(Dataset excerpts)
----------------

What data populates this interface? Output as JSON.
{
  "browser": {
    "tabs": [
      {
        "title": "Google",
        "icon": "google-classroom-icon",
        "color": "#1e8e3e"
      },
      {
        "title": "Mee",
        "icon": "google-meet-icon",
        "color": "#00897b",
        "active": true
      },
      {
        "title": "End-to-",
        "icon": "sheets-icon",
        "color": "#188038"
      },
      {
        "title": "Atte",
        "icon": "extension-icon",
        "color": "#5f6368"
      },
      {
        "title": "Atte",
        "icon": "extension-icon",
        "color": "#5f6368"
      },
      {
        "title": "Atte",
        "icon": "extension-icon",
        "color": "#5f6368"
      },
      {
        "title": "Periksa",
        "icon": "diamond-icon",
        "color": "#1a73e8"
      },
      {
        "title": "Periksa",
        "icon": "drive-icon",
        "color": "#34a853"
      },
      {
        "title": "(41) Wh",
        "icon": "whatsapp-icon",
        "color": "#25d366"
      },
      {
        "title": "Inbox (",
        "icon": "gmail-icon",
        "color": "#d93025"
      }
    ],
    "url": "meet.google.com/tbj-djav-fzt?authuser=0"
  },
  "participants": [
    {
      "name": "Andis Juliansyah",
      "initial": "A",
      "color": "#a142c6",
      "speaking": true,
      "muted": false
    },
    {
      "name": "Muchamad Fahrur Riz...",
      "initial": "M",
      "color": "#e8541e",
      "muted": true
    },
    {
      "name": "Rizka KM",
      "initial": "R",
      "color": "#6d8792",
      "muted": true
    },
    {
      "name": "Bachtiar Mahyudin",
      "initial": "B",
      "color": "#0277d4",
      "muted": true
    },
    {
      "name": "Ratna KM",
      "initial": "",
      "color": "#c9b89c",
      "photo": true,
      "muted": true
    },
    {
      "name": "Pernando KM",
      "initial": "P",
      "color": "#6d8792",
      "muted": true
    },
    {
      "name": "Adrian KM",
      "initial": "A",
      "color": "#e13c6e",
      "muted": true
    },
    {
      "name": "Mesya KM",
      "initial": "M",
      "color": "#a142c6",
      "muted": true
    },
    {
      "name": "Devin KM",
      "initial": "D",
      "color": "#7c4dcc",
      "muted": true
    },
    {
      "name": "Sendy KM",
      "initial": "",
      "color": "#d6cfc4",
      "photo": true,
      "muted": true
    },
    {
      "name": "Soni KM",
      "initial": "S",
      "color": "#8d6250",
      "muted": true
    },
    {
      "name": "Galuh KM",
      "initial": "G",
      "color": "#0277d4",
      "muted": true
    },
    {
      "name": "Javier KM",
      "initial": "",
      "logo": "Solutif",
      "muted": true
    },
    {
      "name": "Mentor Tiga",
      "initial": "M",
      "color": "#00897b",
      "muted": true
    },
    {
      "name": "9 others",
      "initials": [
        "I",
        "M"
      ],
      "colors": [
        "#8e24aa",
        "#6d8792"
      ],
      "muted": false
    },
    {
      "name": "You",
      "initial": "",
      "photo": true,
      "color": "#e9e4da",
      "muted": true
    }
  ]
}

----------------

_The request:_ Count every line of the records that holds "icon". State the number, nothing else.

_Exercise result:_ 10